- **Items**:

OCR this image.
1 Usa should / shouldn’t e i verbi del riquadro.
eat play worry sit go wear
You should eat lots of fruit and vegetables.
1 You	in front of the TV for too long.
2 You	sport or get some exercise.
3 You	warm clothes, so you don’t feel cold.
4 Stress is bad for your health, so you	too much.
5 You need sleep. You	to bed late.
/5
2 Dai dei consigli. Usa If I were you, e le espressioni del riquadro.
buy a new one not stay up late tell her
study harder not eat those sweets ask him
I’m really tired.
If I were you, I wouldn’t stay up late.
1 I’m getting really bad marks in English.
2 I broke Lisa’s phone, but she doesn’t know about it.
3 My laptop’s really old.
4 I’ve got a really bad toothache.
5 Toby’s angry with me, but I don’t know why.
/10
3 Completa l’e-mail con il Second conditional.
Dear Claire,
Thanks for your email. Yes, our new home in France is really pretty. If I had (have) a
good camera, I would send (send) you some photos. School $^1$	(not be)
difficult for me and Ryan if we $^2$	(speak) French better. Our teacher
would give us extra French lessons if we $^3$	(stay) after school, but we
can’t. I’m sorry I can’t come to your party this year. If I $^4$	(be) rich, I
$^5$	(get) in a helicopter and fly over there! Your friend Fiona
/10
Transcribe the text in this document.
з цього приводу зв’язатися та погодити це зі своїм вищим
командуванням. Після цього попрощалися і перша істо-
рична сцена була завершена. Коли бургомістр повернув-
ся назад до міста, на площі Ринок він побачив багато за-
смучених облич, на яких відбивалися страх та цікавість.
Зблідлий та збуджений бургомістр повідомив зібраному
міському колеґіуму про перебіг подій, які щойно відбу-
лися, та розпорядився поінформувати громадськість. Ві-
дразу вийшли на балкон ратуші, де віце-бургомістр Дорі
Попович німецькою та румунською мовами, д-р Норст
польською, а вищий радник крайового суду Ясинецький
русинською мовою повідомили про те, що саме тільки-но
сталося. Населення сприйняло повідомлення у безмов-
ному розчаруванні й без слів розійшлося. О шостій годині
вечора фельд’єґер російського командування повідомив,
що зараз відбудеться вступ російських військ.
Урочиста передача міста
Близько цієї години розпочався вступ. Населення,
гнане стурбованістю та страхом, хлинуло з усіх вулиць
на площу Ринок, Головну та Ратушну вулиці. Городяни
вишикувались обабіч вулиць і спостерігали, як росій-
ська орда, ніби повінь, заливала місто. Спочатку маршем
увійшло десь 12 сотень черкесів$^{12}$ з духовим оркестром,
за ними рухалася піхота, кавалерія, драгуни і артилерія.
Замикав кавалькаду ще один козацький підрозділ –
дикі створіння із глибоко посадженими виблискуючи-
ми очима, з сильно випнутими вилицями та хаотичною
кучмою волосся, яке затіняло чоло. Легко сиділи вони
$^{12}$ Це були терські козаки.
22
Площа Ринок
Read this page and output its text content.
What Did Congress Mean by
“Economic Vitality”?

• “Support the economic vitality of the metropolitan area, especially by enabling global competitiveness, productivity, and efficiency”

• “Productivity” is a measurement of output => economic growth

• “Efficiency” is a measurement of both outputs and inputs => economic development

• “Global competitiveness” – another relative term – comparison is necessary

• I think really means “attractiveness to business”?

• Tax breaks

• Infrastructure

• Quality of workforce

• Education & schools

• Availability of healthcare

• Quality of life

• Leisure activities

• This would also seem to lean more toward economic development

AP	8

- **What you should do**: Return each line of the data exactly as written above.

- **Task result**:
OCR this image.
1 Usa should / shouldn’t e i verbi del riquadro.
eat play worry sit go wear
You should eat lots of fruit and vegetables.
1 You	in front of the TV for too long.
2 You	sport or get some exercise.
3 You	warm clothes, so you don’t feel cold.
4 Stress is bad for your health, so you	too much.
5 You need sleep. You	to bed late.
/5
2 Dai dei consigli. Usa If I were you, e le espressioni del riquadro.
buy a new one not stay up late tell her
study harder not eat those sweets ask him
I’m really tired.
If I were you, I wouldn’t stay up late.
1 I’m getting really bad marks in English.
2 I broke Lisa’s phone, but she doesn’t know about it.
3 My laptop’s really old.
4 I’ve got a really bad toothache.
5 Toby’s angry with me, but I don’t know why.
/10
3 Completa l’e-mail con il Second conditional.
Dear Claire,
Thanks for your email. Yes, our new home in France is really pretty. If I had (have) a
good camera, I would send (send) you some photos. School $^1$	(not be)
difficult for me and Ryan if we $^2$	(speak) French better. Our teacher
would give us extra French lessons if we $^3$	(stay) after school, but we
can’t. I’m sorry I can’t come to your party this year. If I $^4$	(be) rich, I
$^5$	(get) in a helicopter and fly over there! Your friend Fiona
/10
Transcribe the text in this document.
з цього приводу зв’язатися та погодити це зі своїм вищим
командуванням. Після цього попрощалися і перша істо-
рична сцена була завершена. Коли бургомістр повернув-
ся назад до міста, на площі Ринок він побачив багато за-
смучених облич, на яких відбивалися страх та цікавість.
Зблідлий та збуджений бургомістр повідомив зібраному
міському колеґіуму про перебіг подій, які щойно відбу-
лися, та розпорядився поінформувати громадськість. Ві-
дразу вийшли на балкон ратуші, де віце-бургомістр Дорі
Попович німецькою та румунською мовами, д-р Норст
польською, а вищий радник крайового суду Ясинецький
русинською мовою повідомили про те, що саме тільки-но
сталося. Населення сприйняло повідомлення у безмов-
ному розчаруванні й без слів розійшлося. О шостій годині
вечора фельд’єґер російського командування повідомив,
що зараз відбудеться вступ російських військ.
Урочиста передача міста
Близько цієї години розпочався вступ. Населення,
гнане стурбованістю та страхом, хлинуло з усіх вулиць
на площу Ринок, Головну та Ратушну вулиці. Городяни
вишикувались обабіч вулиць і спостерігали, як росій-
ська орда, ніби повінь, заливала місто. Спочатку маршем
увійшло десь 12 сотень черкесів$^{12}$ з духовим оркестром,
за ними рухалася піхота, кавалерія, драгуни і артилерія.
Замикав кавалькаду ще один козацький підрозділ –
дикі створіння із глибоко посадженими виблискуючи-
ми очима, з сильно випнутими вилицями та хаотичною
кучмою волосся, яке затіняло чоло. Легко сиділи вони
$^{12}$ Це були терські козаки.
22
Площа Ринок
Read this page and output its text content.
What Did Congress Mean by
“Economic Vitality”?

• “Support the economic vitality of the metropolitan area, especially by enabling global competitiveness, productivity, and efficiency”

• “Productivity” is a measurement of output => economic growth

• “Efficiency” is a measurement of both outputs and inputs => economic development

• “Global competitiveness” – another relative term – comparison is necessary

• I think really means “attractiveness to business”?

• Tax breaks

• Infrastructure

• Quality of workforce

• Education & schools

• Availability of healthcare

• Quality of life

• Leisure activities

• This would also seem to lean more toward economic development

AP	8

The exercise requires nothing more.